* **EXERCISE DETAILS**
Give the listing below again in full, exactly as written.

*****

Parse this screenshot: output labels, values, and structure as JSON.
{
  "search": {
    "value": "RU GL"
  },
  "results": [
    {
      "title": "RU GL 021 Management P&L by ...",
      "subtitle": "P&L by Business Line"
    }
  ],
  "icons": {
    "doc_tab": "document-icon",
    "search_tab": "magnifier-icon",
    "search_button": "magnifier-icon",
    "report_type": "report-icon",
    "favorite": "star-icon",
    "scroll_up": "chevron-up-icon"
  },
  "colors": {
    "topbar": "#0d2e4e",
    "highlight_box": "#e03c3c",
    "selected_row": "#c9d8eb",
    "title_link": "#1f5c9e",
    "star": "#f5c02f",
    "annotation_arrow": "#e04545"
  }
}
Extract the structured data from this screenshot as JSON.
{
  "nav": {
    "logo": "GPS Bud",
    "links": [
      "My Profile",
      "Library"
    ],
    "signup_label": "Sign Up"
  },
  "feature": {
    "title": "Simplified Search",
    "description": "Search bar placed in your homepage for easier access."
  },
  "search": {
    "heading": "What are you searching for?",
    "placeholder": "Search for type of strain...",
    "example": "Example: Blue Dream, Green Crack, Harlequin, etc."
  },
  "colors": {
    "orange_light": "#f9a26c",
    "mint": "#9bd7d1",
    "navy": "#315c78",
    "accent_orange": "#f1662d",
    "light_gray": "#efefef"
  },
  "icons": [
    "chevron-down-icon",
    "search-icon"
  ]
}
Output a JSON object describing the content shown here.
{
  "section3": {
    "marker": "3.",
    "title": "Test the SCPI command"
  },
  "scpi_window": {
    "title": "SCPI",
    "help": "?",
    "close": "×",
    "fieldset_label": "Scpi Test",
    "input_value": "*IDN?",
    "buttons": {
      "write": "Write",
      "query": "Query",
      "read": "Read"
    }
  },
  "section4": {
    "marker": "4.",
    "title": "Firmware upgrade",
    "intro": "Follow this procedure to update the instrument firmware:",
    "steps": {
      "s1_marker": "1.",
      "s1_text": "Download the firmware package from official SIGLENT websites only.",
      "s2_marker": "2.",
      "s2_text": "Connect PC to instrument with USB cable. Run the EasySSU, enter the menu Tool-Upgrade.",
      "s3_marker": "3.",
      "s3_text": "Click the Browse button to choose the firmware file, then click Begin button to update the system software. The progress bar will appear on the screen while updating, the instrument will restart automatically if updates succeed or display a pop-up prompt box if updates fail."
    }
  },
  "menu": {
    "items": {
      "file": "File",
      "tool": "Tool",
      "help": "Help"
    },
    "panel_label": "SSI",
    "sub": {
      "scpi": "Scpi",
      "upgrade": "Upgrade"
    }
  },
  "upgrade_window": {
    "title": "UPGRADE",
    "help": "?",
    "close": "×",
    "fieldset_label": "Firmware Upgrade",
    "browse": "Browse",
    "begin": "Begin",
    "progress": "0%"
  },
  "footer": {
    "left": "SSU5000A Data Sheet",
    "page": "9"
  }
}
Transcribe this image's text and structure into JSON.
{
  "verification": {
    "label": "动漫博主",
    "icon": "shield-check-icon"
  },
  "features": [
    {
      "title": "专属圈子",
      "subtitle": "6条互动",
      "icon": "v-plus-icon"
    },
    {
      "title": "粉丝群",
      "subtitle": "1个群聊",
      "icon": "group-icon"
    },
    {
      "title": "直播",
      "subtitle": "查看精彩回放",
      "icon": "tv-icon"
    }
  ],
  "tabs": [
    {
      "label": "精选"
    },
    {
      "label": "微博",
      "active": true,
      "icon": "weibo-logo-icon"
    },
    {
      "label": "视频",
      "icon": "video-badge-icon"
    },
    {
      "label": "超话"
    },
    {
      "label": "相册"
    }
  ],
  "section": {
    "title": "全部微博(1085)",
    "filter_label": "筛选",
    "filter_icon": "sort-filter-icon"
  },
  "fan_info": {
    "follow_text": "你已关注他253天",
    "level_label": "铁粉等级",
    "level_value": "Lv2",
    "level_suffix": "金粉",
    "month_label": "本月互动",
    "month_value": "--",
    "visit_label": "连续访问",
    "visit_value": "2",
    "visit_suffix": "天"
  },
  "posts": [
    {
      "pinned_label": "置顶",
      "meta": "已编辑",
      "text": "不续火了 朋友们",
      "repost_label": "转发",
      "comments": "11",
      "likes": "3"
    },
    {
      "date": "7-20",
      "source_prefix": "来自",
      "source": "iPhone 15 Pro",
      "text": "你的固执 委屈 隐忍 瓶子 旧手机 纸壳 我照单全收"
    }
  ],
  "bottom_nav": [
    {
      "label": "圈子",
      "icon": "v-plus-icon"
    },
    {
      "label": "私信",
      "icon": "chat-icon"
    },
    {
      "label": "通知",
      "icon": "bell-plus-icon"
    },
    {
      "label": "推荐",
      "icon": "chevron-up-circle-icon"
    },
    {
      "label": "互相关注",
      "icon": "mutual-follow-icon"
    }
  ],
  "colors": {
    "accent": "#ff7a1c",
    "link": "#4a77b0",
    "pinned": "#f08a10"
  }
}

*****

* **WORKED ANSWER**
Parse this screenshot: output labels, values, and structure as JSON.
{
  "search": {
    "value": "RU GL"
  },
  "results": [
    {
      "title": "RU GL 021 Management P&L by ...",
      "subtitle": "P&L by Business Line"
    }
  ],
  "icons": {
    "doc_tab": "document-icon",
    "search_tab": "magnifier-icon",
    "search_button": "magnifier-icon",
    "report_type": "report-icon",
    "favorite": "star-icon",
    "scroll_up": "chevron-up-icon"
  },
  "colors": {
    "topbar": "#0d2e4e",
    "highlight_box": "#e03c3c",
    "selected_row": "#c9d8eb",
    "title_link": "#1f5c9e",
    "star": "#f5c02f",
    "annotation_arrow": "#e04545"
  }
}
Extract the structured data from this screenshot as JSON.
{
  "nav": {
    "logo": "GPS Bud",
    "links": [
      "My Profile",
      "Library"
    ],
    "signup_label": "Sign Up"
  },
  "feature": {
    "title": "Simplified Search",
    "description": "Search bar placed in your homepage for easier access."
  },
  "search": {
    "heading": "What are you searching for?",
    "placeholder": "Search for type of strain...",
    "example": "Example: Blue Dream, Green Crack, Harlequin, etc."
  },
  "colors": {
    "orange_light": "#f9a26c",
    "mint": "#9bd7d1",
    "navy": "#315c78",
    "accent_orange": "#f1662d",
    "light_gray": "#efefef"
  },
  "icons": [
    "chevron-down-icon",
    "search-icon"
  ]
}
Output a JSON object describing the content shown here.
{
  "section3": {
    "marker": "3.",
    "title": "Test the SCPI command"
  },
  "scpi_window": {
    "title": "SCPI",
    "help": "?",
    "close": "×",
    "fieldset_label": "Scpi Test",
    "input_value": "*IDN?",
    "buttons": {
      "write": "Write",
      "query": "Query",
      "read": "Read"
    }
  },
  "section4": {
    "marker": "4.",
    "title": "Firmware upgrade",
    "intro": "Follow this procedure to update the instrument firmware:",
    "steps": {
      "s1_marker": "1.",
      "s1_text": "Download the firmware package from official SIGLENT websites only.",
      "s2_marker": "2.",
      "s2_text": "Connect PC to instrument with USB cable. Run the EasySSU, enter the menu Tool-Upgrade.",
      "s3_marker": "3.",
      "s3_text": "Click the Browse button to choose the firmware file, then click Begin button to update the system software. The progress bar will appear on the screen while updating, the instrument will restart automatically if updates succeed or display a pop-up prompt box if updates fail."
    }
  },
  "menu": {
    "items": {
      "file": "File",
      "tool": "Tool",
      "help": "Help"
    },
    "panel_label": "SSI",
    "sub": {
      "scpi": "Scpi",
      "upgrade": "Upgrade"
    }
  },
  "upgrade_window": {
    "title": "UPGRADE",
    "help": "?",
    "close": "×",
    "fieldset_label": "Firmware Upgrade",
    "browse": "Browse",
    "begin": "Begin",
    "progress": "0%"
  },
  "footer": {
    "left": "SSU5000A Data Sheet",
    "page": "9"
  }
}
Transcribe this image's text and structure into JSON.
{
  "verification": {
    "label": "动漫博主",
    "icon": "shield-check-icon"
  },
  "features": [
    {
      "title": "专属圈子",
      "subtitle": "6条互动",
      "icon": "v-plus-icon"
    },
    {
      "title": "粉丝群",
      "subtitle": "1个群聊",
      "icon": "group-icon"
    },
    {
      "title": "直播",
      "subtitle": "查看精彩回放",
      "icon": "tv-icon"
    }
  ],
  "tabs": [
    {
      "label": "精选"
    },
    {
      "label": "微博",
      "active": true,
      "icon": "weibo-logo-icon"
    },
    {
      "label": "视频",
      "icon": "video-badge-icon"
    },
    {
      "label": "超话"
    },
    {
      "label": "相册"
    }
  ],
  "section": {
    "title": "全部微博(1085)",
    "filter_label": "筛选",
    "filter_icon": "sort-filter-icon"
  },
  "fan_info": {
    "follow_text": "你已关注他253天",
    "level_label": "铁粉等级",
    "level_value": "Lv2",
    "level_suffix": "金粉",
    "month_label": "本月互动",
    "month_value": "--",
    "visit_label": "连续访问",
    "visit_value": "2",
    "visit_suffix": "天"
  },
  "posts": [
    {
      "pinned_label": "置顶",
      "meta": "已编辑",
      "text": "不续火了 朋友们",
      "repost_label": "转发",
      "comments": "11",
      "likes": "3"
    },
    {
      "date": "7-20",
      "source_prefix": "来自",
      "source": "iPhone 15 Pro",
      "text": "你的固执 委屈 隐忍 瓶子 旧手机 纸壳 我照单全收"
    }
  ],
  "bottom_nav": [
    {
      "label": "圈子",
      "icon": "v-plus-icon"
    },
    {
      "label": "私信",
      "icon": "chat-icon"
    },
    {
      "label": "通知",
      "icon": "bell-plus-icon"
    },
    {
      "label": "推荐",
      "icon": "chevron-up-circle-icon"
    },
    {
      "label": "互相关注",
      "icon": "mutual-follow-icon"
    }
  ],
  "colors": {
    "accent": "#ff7a1c",
    "link": "#4a77b0",
    "pinned": "#f08a10"
  }
}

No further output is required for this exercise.